• [Problem to work on]:
Keep only the lines of the data below that contain "nicht", and copy them.

• [Records to use]:
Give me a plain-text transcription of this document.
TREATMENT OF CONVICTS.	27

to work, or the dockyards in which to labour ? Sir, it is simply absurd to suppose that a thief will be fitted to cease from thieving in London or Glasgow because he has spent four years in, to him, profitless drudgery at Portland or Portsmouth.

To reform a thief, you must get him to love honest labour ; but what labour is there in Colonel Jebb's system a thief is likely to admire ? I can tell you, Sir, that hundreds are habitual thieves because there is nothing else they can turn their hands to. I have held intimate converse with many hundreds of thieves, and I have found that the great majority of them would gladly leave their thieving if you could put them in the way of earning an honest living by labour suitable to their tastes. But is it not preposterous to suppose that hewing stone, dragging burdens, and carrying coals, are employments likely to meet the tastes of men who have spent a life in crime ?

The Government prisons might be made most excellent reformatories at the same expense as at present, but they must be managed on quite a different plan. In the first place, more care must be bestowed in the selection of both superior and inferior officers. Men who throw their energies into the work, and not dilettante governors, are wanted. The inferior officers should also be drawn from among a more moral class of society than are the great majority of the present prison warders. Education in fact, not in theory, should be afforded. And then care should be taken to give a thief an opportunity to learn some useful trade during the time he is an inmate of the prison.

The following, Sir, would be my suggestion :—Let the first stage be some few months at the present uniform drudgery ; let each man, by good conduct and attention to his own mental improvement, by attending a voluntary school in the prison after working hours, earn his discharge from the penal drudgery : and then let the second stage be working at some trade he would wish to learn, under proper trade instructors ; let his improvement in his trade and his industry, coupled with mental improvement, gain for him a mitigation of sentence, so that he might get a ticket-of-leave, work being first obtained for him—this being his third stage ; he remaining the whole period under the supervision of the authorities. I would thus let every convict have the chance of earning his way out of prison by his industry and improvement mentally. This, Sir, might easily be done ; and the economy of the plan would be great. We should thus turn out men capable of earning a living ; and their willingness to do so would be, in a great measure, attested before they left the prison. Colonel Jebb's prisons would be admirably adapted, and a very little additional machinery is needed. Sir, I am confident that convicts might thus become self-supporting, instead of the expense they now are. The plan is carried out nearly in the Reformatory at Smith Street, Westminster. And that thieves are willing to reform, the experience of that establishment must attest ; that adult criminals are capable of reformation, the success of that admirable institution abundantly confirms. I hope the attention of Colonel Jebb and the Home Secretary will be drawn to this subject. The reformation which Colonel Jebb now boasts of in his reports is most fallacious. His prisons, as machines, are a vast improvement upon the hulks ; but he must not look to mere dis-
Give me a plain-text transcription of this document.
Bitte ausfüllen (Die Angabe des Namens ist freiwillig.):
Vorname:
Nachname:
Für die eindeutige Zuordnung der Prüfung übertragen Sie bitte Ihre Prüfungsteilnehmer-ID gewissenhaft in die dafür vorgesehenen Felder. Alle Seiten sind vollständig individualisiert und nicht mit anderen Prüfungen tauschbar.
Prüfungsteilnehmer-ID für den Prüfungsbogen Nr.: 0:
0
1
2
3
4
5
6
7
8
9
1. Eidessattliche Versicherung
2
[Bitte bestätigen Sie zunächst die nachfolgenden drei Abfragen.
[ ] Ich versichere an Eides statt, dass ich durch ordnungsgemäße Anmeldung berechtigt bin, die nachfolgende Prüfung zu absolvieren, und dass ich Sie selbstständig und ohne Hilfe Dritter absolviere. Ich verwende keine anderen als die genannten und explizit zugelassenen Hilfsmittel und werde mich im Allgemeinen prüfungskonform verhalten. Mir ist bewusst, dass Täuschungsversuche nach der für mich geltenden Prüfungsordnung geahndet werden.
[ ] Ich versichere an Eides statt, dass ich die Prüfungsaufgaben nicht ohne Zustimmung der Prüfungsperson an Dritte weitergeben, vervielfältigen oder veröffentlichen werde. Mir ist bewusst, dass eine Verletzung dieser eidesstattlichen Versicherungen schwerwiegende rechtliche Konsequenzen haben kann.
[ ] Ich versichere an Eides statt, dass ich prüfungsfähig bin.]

• [Solution]:
Für die eindeutige Zuordnung der Prüfung übertragen Sie bitte Ihre Prüfungsteilnehmer-ID gewissenhaft in die dafür vorgesehenen Felder. Alle Seiten sind vollständig individualisiert und nicht mit anderen Prüfungen tauschbar.
[ ] Ich versichere an Eides statt, dass ich die Prüfungsaufgaben nicht ohne Zustimmung der Prüfungsperson an Dritte weitergeben, vervielfältigen oder veröffentlichen werde. Mir ist bewusst, dass eine Verletzung dieser eidesstattlichen Versicherungen schwerwiegende rechtliche Konsequenzen haben kann.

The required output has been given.